> [What the exercise asks]: Reproduce the listing below verbatim.

-- -- --

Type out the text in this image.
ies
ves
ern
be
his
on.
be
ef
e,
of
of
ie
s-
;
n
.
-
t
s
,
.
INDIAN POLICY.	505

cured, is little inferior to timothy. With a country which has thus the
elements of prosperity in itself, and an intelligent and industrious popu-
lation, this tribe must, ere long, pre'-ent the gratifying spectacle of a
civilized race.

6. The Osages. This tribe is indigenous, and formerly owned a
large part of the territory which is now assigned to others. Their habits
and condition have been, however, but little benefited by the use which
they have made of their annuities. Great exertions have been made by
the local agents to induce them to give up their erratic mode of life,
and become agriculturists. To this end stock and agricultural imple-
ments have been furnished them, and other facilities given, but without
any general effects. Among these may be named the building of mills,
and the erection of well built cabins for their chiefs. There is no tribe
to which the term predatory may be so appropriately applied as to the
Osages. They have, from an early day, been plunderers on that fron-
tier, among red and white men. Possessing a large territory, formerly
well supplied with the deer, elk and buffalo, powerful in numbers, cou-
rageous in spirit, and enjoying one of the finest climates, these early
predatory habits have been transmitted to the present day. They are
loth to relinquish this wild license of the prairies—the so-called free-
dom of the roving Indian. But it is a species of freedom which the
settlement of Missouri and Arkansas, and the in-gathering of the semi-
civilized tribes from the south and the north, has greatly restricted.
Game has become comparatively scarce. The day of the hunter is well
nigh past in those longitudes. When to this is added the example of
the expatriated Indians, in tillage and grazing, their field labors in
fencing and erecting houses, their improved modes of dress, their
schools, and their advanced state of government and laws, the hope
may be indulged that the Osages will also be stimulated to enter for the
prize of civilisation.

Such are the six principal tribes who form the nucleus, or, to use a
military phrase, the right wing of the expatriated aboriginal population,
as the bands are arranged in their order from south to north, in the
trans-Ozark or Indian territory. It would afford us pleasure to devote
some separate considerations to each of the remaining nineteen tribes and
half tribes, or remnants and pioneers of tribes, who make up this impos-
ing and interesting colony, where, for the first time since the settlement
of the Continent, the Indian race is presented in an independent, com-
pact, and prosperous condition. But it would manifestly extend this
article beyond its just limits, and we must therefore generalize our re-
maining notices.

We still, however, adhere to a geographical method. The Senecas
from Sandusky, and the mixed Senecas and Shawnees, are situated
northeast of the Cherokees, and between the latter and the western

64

-- -- --

> [Task response]:
Type out the text in this image.
ies
ves
ern
be
his
on.
be
ef
e,
of
of
ie
s-
;
n
.
-
t
s
,
.
INDIAN POLICY.	505

cured, is little inferior to timothy. With a country which has thus the
elements of prosperity in itself, and an intelligent and industrious popu-
lation, this tribe must, ere long, pre'-ent the gratifying spectacle of a
civilized race.

6. The Osages. This tribe is indigenous, and formerly owned a
large part of the territory which is now assigned to others. Their habits
and condition have been, however, but little benefited by the use which
they have made of their annuities. Great exertions have been made by
the local agents to induce them to give up their erratic mode of life,
and become agriculturists. To this end stock and agricultural imple-
ments have been furnished them, and other facilities given, but without
any general effects. Among these may be named the building of mills,
and the erection of well built cabins for their chiefs. There is no tribe
to which the term predatory may be so appropriately applied as to the
Osages. They have, from an early day, been plunderers on that fron-
tier, among red and white men. Possessing a large territory, formerly
well supplied with the deer, elk and buffalo, powerful in numbers, cou-
rageous in spirit, and enjoying one of the finest climates, these early
predatory habits have been transmitted to the present day. They are
loth to relinquish this wild license of the prairies—the so-called free-
dom of the roving Indian. But it is a species of freedom which the
settlement of Missouri and Arkansas, and the in-gathering of the semi-
civilized tribes from the south and the north, has greatly restricted.
Game has become comparatively scarce. The day of the hunter is well
nigh past in those longitudes. When to this is added the example of
the expatriated Indians, in tillage and grazing, their field labors in
fencing and erecting houses, their improved modes of dress, their
schools, and their advanced state of government and laws, the hope
may be indulged that the Osages will also be stimulated to enter for the
prize of civilisation.

Such are the six principal tribes who form the nucleus, or, to use a
military phrase, the right wing of the expatriated aboriginal population,
as the bands are arranged in their order from south to north, in the
trans-Ozark or Indian territory. It would afford us pleasure to devote
some separate considerations to each of the remaining nineteen tribes and
half tribes, or remnants and pioneers of tribes, who make up this impos-
ing and interesting colony, where, for the first time since the settlement
of the Continent, the Indian race is presented in an independent, com-
pact, and prosperous condition. But it would manifestly extend this
article beyond its just limits, and we must therefore generalize our re-
maining notices.

We still, however, adhere to a geographical method. The Senecas
from Sandusky, and the mixed Senecas and Shawnees, are situated
northeast of the Cherokees, and between the latter and the western

64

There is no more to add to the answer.